====== INPUT FOR THIS TASK

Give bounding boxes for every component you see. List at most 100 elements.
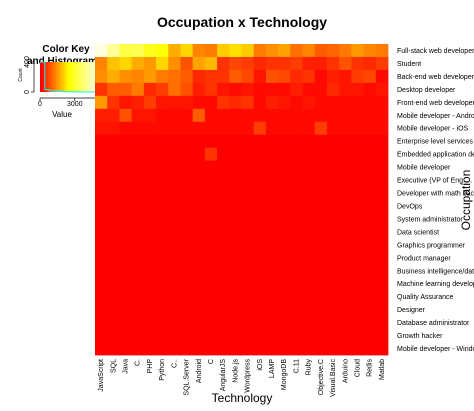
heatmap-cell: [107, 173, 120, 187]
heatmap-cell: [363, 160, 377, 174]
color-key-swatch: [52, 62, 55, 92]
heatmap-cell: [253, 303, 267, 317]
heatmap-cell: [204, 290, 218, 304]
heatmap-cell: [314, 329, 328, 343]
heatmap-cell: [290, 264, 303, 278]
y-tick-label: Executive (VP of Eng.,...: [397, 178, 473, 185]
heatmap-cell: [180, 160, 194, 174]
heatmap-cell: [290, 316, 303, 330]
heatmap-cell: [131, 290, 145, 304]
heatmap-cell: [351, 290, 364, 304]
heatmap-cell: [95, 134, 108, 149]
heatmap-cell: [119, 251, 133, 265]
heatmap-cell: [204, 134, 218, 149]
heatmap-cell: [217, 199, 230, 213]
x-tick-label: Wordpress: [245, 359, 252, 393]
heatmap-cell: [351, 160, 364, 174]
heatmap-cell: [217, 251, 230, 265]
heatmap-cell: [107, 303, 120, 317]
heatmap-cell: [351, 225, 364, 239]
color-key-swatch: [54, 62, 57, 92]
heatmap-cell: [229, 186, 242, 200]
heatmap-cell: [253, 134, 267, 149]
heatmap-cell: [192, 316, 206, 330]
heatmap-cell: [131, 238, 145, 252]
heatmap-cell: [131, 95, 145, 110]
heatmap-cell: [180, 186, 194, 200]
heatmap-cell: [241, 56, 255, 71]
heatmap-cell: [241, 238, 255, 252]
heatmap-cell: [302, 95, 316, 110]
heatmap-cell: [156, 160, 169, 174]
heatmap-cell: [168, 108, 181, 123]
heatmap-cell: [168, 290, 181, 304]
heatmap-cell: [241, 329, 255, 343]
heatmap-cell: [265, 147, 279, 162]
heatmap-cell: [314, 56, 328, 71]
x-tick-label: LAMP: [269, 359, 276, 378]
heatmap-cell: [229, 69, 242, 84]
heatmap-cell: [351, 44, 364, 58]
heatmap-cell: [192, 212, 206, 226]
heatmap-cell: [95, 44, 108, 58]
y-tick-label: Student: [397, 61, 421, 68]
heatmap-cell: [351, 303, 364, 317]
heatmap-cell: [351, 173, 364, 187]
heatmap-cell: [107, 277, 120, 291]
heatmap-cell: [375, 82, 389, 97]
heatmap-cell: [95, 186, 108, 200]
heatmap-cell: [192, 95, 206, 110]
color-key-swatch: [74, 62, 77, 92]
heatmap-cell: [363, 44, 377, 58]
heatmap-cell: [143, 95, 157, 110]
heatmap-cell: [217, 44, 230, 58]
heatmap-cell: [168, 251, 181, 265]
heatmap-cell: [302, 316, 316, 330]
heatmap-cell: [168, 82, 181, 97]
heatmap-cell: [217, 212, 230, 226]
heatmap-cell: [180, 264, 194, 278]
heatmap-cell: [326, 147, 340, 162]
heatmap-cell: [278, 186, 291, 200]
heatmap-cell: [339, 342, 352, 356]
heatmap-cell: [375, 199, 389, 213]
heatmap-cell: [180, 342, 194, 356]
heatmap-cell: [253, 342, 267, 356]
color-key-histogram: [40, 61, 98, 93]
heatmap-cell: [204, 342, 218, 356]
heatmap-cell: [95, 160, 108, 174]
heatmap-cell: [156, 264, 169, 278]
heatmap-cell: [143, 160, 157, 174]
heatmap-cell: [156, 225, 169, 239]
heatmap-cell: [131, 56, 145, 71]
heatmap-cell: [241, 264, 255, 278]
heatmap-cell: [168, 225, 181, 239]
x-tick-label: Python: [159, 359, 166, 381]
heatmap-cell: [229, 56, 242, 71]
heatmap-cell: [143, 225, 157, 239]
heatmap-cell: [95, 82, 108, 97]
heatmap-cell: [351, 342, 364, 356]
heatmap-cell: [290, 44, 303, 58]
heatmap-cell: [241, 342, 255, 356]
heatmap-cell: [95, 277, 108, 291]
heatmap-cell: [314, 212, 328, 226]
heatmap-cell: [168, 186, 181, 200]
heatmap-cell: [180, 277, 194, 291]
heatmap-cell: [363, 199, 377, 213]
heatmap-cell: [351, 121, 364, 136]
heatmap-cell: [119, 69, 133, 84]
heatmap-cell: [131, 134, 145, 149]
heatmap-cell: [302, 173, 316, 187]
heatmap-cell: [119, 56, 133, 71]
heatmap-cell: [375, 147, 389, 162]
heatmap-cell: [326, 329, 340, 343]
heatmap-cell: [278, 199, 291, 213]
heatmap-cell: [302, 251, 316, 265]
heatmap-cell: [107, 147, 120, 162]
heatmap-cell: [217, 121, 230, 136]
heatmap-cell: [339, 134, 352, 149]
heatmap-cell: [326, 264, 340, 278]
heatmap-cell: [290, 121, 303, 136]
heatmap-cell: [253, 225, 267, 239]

============
====== INPUT FOR THIS TASK

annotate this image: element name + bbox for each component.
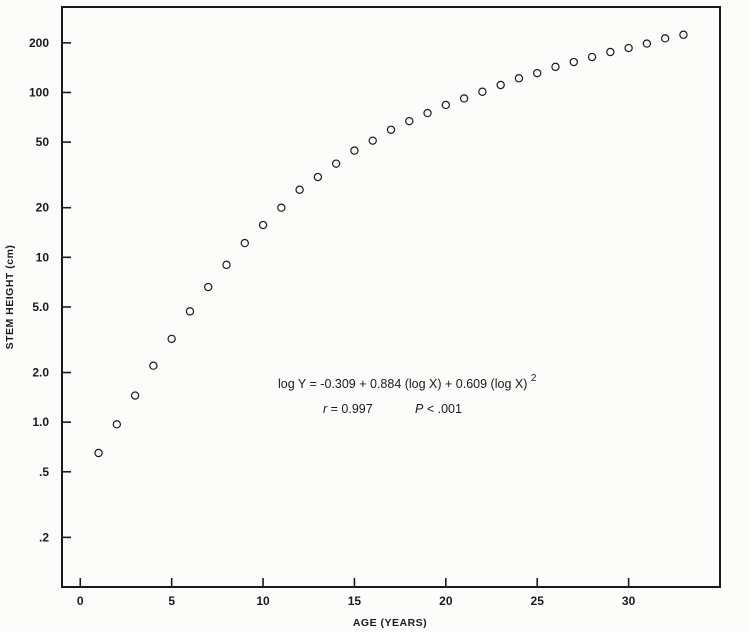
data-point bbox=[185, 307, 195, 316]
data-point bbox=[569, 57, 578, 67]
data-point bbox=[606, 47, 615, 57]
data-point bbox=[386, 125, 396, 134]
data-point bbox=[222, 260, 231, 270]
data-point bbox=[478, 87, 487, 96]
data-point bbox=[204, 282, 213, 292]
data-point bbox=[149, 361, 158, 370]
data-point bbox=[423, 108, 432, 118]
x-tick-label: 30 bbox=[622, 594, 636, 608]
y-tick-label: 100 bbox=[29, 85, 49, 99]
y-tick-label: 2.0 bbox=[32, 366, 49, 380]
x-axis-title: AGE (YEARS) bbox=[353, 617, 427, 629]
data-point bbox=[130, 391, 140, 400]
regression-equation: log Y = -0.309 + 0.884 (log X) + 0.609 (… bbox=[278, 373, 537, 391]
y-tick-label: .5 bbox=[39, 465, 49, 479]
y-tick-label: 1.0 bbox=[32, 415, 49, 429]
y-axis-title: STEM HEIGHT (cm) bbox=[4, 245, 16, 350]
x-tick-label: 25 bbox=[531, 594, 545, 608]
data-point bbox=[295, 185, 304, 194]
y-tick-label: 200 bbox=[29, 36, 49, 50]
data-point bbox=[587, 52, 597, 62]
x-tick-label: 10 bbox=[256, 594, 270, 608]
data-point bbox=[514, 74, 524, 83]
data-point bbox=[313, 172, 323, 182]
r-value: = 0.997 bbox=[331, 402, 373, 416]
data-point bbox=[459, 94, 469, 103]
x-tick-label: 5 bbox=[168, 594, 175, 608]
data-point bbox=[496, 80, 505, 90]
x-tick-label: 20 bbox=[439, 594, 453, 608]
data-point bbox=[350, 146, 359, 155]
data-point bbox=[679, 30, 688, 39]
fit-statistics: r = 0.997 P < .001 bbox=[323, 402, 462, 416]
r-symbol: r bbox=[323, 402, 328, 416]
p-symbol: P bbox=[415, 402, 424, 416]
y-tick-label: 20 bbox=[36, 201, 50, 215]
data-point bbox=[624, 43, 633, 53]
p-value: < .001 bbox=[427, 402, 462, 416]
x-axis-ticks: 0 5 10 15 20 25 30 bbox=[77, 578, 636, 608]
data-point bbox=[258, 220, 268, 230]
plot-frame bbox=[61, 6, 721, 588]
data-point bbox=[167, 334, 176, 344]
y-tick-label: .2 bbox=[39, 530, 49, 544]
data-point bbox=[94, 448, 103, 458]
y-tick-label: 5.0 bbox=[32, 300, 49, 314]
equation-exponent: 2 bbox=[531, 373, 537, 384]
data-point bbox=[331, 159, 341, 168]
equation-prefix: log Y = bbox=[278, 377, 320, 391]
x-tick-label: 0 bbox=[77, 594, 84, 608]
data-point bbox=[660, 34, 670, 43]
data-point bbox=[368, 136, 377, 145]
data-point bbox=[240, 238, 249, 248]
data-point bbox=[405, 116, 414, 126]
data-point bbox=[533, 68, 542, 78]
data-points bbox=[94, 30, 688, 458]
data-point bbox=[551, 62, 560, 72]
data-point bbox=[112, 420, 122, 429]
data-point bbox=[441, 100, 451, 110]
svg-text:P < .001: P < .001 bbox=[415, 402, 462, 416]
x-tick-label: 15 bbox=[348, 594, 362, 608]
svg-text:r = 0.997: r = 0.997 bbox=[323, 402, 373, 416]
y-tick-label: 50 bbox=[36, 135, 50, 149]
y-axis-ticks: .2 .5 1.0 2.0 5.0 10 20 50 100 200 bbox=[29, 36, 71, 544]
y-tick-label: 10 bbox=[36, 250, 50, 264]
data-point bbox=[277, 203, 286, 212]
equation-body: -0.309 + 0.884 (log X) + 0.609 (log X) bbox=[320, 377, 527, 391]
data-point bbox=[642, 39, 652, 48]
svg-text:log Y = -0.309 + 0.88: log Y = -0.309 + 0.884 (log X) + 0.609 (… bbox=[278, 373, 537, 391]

============

### [DIRECTIVE]
Copy the lines from the one holding "data-point bbox=[185, 307, 195, 316]" through the one holding "p-symbol: P bbox=[415, 402, 424, 416]", inclusive, substituting "scatter-point" for "data-point" and leaving everything else unchanged.

### [WRITTEN RESPONSE]
scatter-point bbox=[185, 307, 195, 316]
scatter-point bbox=[569, 57, 578, 67]
scatter-point bbox=[606, 47, 615, 57]
scatter-point bbox=[386, 125, 396, 134]
scatter-point bbox=[222, 260, 231, 270]
scatter-point bbox=[478, 87, 487, 96]
scatter-point bbox=[204, 282, 213, 292]
scatter-point bbox=[149, 361, 158, 370]
scatter-point bbox=[423, 108, 432, 118]
x-tick-label: 30 bbox=[622, 594, 636, 608]
y-tick-label: 100 bbox=[29, 85, 49, 99]
y-tick-label: 2.0 bbox=[32, 366, 49, 380]
x-axis-title: AGE (YEARS) bbox=[353, 617, 427, 629]
scatter-point bbox=[130, 391, 140, 400]
regression-equation: log Y = -0.309 + 0.884 (log X) + 0.609 (… bbox=[278, 373, 537, 391]
y-tick-label: .5 bbox=[39, 465, 49, 479]
y-tick-label: 1.0 bbox=[32, 415, 49, 429]
y-axis-title: STEM HEIGHT (cm) bbox=[4, 245, 16, 350]
x-tick-label: 25 bbox=[531, 594, 545, 608]
scatter-point bbox=[295, 185, 304, 194]
y-tick-label: 200 bbox=[29, 36, 49, 50]
scatter-point bbox=[587, 52, 597, 62]
x-tick-label: 10 bbox=[256, 594, 270, 608]
scatter-point bbox=[514, 74, 524, 83]
scatter-point bbox=[313, 172, 323, 182]
r-value: = 0.997 bbox=[331, 402, 373, 416]
scatter-point bbox=[459, 94, 469, 103]
x-tick-label: 5 bbox=[168, 594, 175, 608]
scatter-point bbox=[496, 80, 505, 90]
x-tick-label: 20 bbox=[439, 594, 453, 608]
scatter-point bbox=[350, 146, 359, 155]
scatter-point bbox=[679, 30, 688, 39]
fit-statistics: r = 0.997 P < .001 bbox=[323, 402, 462, 416]
r-symbol: r bbox=[323, 402, 328, 416]
p-symbol: P bbox=[415, 402, 424, 416]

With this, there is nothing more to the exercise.